(Data entries)
** start **
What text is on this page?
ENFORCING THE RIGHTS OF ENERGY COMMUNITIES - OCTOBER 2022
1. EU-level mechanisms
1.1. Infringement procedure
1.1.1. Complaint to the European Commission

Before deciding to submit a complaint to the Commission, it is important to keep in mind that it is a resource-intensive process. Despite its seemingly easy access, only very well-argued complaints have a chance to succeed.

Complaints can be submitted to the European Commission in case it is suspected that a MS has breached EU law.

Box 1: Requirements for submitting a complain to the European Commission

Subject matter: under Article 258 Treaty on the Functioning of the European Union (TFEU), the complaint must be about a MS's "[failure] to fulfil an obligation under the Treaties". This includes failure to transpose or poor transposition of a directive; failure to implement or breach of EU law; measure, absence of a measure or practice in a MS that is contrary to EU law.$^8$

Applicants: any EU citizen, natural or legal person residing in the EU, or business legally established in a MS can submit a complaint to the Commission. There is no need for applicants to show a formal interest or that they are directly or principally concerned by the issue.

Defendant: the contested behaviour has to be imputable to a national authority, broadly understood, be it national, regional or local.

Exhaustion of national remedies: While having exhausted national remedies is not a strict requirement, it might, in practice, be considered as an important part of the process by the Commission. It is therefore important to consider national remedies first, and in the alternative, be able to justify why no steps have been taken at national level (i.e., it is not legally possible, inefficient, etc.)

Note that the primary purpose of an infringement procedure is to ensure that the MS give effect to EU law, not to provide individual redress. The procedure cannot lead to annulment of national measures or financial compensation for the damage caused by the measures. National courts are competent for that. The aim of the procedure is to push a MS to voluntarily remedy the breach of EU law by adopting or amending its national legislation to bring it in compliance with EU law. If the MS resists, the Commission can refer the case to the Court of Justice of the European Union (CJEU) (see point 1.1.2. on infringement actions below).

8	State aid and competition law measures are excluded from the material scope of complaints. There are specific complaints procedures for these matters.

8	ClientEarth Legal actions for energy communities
** end **
» **Direction**
Take the listing above and set it down exactly.

» **Answer to the problem**
What text is on this page?
ENFORCING THE RIGHTS OF ENERGY COMMUNITIES - OCTOBER 2022
1. EU-level mechanisms
1.1. Infringement procedure
1.1.1. Complaint to the European Commission

Before deciding to submit a complaint to the Commission, it is important to keep in mind that it is a resource-intensive process. Despite its seemingly easy access, only very well-argued complaints have a chance to succeed.

Complaints can be submitted to the European Commission in case it is suspected that a MS has breached EU law.

Box 1: Requirements for submitting a complain to the European Commission

Subject matter: under Article 258 Treaty on the Functioning of the European Union (TFEU), the complaint must be about a MS's "[failure] to fulfil an obligation under the Treaties". This includes failure to transpose or poor transposition of a directive; failure to implement or breach of EU law; measure, absence of a measure or practice in a MS that is contrary to EU law.$^8$

Applicants: any EU citizen, natural or legal person residing in the EU, or business legally established in a MS can submit a complaint to the Commission. There is no need for applicants to show a formal interest or that they are directly or principally concerned by the issue.

Defendant: the contested behaviour has to be imputable to a national authority, broadly understood, be it national, regional or local.

Exhaustion of national remedies: While having exhausted national remedies is not a strict requirement, it might, in practice, be considered as an important part of the process by the Commission. It is therefore important to consider national remedies first, and in the alternative, be able to justify why no steps have been taken at national level (i.e., it is not legally possible, inefficient, etc.)

Note that the primary purpose of an infringement procedure is to ensure that the MS give effect to EU law, not to provide individual redress. The procedure cannot lead to annulment of national measures or financial compensation for the damage caused by the measures. National courts are competent for that. The aim of the procedure is to push a MS to voluntarily remedy the breach of EU law by adopting or amending its national legislation to bring it in compliance with EU law. If the MS resists, the Commission can refer the case to the Court of Justice of the European Union (CJEU) (see point 1.1.2. on infringement actions below).

8	State aid and competition law measures are excluded from the material scope of complaints. There are specific complaints procedures for these matters.

8	ClientEarth Legal actions for energy communities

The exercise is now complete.